Are you able to quote each entry exactly as written?
[START Exercise input]
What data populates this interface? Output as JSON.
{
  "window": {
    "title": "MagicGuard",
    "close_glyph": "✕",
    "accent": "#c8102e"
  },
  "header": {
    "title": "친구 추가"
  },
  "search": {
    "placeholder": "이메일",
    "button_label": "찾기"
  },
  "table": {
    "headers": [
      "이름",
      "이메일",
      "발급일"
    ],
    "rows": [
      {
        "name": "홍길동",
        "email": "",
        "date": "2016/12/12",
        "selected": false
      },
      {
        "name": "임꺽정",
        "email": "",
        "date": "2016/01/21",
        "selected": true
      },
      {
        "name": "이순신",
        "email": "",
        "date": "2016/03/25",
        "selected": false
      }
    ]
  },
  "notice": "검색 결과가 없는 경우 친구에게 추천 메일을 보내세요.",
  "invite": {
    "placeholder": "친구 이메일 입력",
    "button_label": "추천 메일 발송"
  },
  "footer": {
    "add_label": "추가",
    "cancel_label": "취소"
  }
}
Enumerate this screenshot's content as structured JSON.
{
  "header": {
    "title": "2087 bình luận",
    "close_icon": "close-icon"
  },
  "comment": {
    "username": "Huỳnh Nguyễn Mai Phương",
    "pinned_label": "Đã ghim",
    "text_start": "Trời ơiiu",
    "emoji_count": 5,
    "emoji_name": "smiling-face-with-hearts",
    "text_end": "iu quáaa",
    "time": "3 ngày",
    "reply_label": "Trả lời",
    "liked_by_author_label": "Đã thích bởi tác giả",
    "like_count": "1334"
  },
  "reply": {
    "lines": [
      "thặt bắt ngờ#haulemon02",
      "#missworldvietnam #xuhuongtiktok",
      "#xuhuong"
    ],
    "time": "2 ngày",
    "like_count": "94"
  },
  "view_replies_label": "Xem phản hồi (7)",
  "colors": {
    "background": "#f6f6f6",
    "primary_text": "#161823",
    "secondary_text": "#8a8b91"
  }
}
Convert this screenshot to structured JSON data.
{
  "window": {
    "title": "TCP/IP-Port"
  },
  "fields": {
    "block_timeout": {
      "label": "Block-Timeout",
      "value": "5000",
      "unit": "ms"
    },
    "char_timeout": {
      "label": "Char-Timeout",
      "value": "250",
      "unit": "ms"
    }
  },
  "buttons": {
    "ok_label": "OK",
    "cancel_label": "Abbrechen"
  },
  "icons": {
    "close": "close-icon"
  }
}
[END Exercise input]
Final result:
What data populates this interface? Output as JSON.
{
  "window": {
    "title": "MagicGuard",
    "close_glyph": "✕",
    "accent": "#c8102e"
  },
  "header": {
    "title": "친구 추가"
  },
  "search": {
    "placeholder": "이메일",
    "button_label": "찾기"
  },
  "table": {
    "headers": [
      "이름",
      "이메일",
      "발급일"
    ],
    "rows": [
      {
        "name": "홍길동",
        "email": "",
        "date": "2016/12/12",
        "selected": false
      },
      {
        "name": "임꺽정",
        "email": "",
        "date": "2016/01/21",
        "selected": true
      },
      {
        "name": "이순신",
        "email": "",
        "date": "2016/03/25",
        "selected": false
      }
    ]
  },
  "notice": "검색 결과가 없는 경우 친구에게 추천 메일을 보내세요.",
  "invite": {
    "placeholder": "친구 이메일 입력",
    "button_label": "추천 메일 발송"
  },
  "footer": {
    "add_label": "추가",
    "cancel_label": "취소"
  }
}
Enumerate this screenshot's content as structured JSON.
{
  "header": {
    "title": "2087 bình luận",
    "close_icon": "close-icon"
  },
  "comment": {
    "username": "Huỳnh Nguyễn Mai Phương",
    "pinned_label": "Đã ghim",
    "text_start": "Trời ơiiu",
    "emoji_count": 5,
    "emoji_name": "smiling-face-with-hearts",
    "text_end": "iu quáaa",
    "time": "3 ngày",
    "reply_label": "Trả lời",
    "liked_by_author_label": "Đã thích bởi tác giả",
    "like_count": "1334"
  },
  "reply": {
    "lines": [
      "thặt bắt ngờ#haulemon02",
      "#missworldvietnam #xuhuongtiktok",
      "#xuhuong"
    ],
    "time": "2 ngày",
    "like_count": "94"
  },
  "view_replies_label": "Xem phản hồi (7)",
  "colors": {
    "background": "#f6f6f6",
    "primary_text": "#161823",
    "secondary_text": "#8a8b91"
  }
}
Convert this screenshot to structured JSON data.
{
  "window": {
    "title": "TCP/IP-Port"
  },
  "fields": {
    "block_timeout": {
      "label": "Block-Timeout",
      "value": "5000",
      "unit": "ms"
    },
    "char_timeout": {
      "label": "Char-Timeout",
      "value": "250",
      "unit": "ms"
    }
  },
  "buttons": {
    "ok_label": "OK",
    "cancel_label": "Abbrechen"
  },
  "icons": {
    "close": "close-icon"
  }
}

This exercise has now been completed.